(Raw records)
* start *
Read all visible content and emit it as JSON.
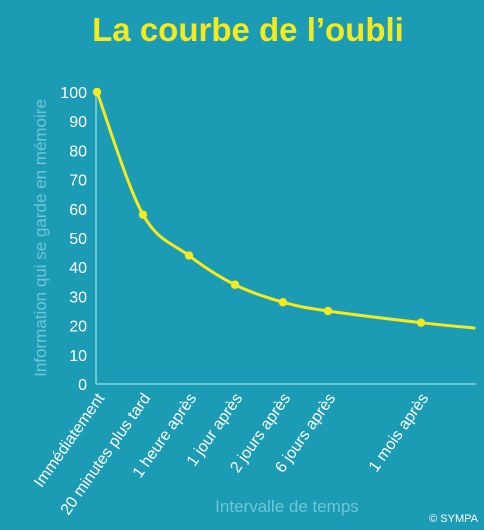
{
  "chart_data": {
    "type": "line",
    "title": "La courbe de l’oubli",
    "xlabel": "Intervalle de temps",
    "ylabel": "Information qui se garde en mémoire",
    "ylim": [
      0,
      100
    ],
    "yticks": [
      0,
      10,
      20,
      30,
      40,
      50,
      60,
      70,
      80,
      90,
      100
    ],
    "categories": [
      "Immédiatement",
      "20 minutes plus tard",
      "1 heure après",
      "1 jour après",
      "2 jours après",
      "6 jours après",
      "1 mois après"
    ],
    "values": [
      100,
      58,
      44,
      34,
      28,
      25,
      21
    ],
    "grid": false,
    "legend": "none"
  },
  "credit": "© SYMPA",
  "colors": {
    "background": "#1c9bb5",
    "accent": "#f5ea1e",
    "axis": "#6fc7d6",
    "text": "#ffffff"
  }
}
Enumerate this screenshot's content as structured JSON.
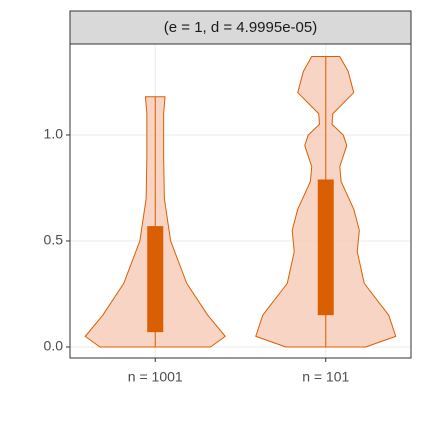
{
  "chart_data": {
    "type": "violin",
    "title": "(e = 1, d = 4.9995e-05)",
    "categories": [
      "n = 1001",
      "n = 101"
    ],
    "ylim": [
      -0.052,
      1.429
    ],
    "yticks": [
      {
        "value": 0,
        "label": "0.0"
      },
      {
        "value": 0.5,
        "label": "0.5"
      },
      {
        "value": 1,
        "label": "1.0"
      }
    ],
    "grid": true,
    "color": "#d95f02",
    "fill": "#f6cdb9",
    "violins": [
      {
        "y": [
          0.0,
          0.05,
          0.15,
          0.3,
          0.5,
          0.7,
          0.9,
          1.1,
          1.18
        ],
        "density": [
          0.79,
          1.0,
          0.75,
          0.45,
          0.22,
          0.13,
          0.12,
          0.12,
          0.14
        ],
        "q1": 0.07,
        "q3": 0.57
      },
      {
        "y": [
          0.0,
          0.05,
          0.15,
          0.3,
          0.45,
          0.55,
          0.65,
          0.78,
          0.85,
          0.95,
          1.0,
          1.05,
          1.1,
          1.2,
          1.3,
          1.37
        ],
        "density": [
          0.57,
          1.0,
          0.9,
          0.55,
          0.45,
          0.48,
          0.4,
          0.22,
          0.2,
          0.3,
          0.25,
          0.09,
          0.1,
          0.4,
          0.32,
          0.2
        ],
        "q1": 0.15,
        "q3": 0.79
      }
    ]
  }
}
* end *
Stated problem. Print each of the records above exactly as written, leaving no picture in the copy.

Correct result.
Read all visible content and emit it as JSON.
{
  "chart_data": {
    "type": "line",
    "title": "La courbe de l’oubli",
    "xlabel": "Intervalle de temps",
    "ylabel": "Information qui se garde en mémoire",
    "ylim": [
      0,
      100
    ],
    "yticks": [
      0,
      10,
      20,
      30,
      40,
      50,
      60,
      70,
      80,
      90,
      100
    ],
    "categories": [
      "Immédiatement",
      "20 minutes plus tard",
      "1 heure après",
      "1 jour après",
      "2 jours après",
      "6 jours après",
      "1 mois après"
    ],
    "values": [
      100,
      58,
      44,
      34,
      28,
      25,
      21
    ],
    "grid": false,
    "legend": "none"
  },
  "credit": "© SYMPA",
  "colors": {
    "background": "#1c9bb5",
    "accent": "#f5ea1e",
    "axis": "#6fc7d6",
    "text": "#ffffff"
  }
}
Enumerate this screenshot's content as structured JSON.
{
  "chart_data": {
    "type": "violin",
    "title": "(e = 1, d = 4.9995e-05)",
    "categories": [
      "n = 1001",
      "n = 101"
    ],
    "ylim": [
      -0.052,
      1.429
    ],
    "yticks": [
      {
        "value": 0,
        "label": "0.0"
      },
      {
        "value": 0.5,
        "label": "0.5"
      },
      {
        "value": 1,
        "label": "1.0"
      }
    ],
    "grid": true,
    "color": "#d95f02",
    "fill": "#f6cdb9",
    "violins": [
      {
        "y": [
          0.0,
          0.05,
          0.15,
          0.3,
          0.5,
          0.7,
          0.9,
          1.1,
          1.18
        ],
        "density": [
          0.79,
          1.0,
          0.75,
          0.45,
          0.22,
          0.13,
          0.12,
          0.12,
          0.14
        ],
        "q1": 0.07,
        "q3": 0.57
      },
      {
        "y": [
          0.0,
          0.05,
          0.15,
          0.3,
          0.45,
          0.55,
          0.65,
          0.78,
          0.85,
          0.95,
          1.0,
          1.05,
          1.1,
          1.2,
          1.3,
          1.37
        ],
        "density": [
          0.57,
          1.0,
          0.9,
          0.55,
          0.45,
          0.48,
          0.4,
          0.22,
          0.2,
          0.3,
          0.25,
          0.09,
          0.1,
          0.4,
          0.32,
          0.2
        ],
        "q1": 0.15,
        "q3": 0.79
      }
    ]
  }
}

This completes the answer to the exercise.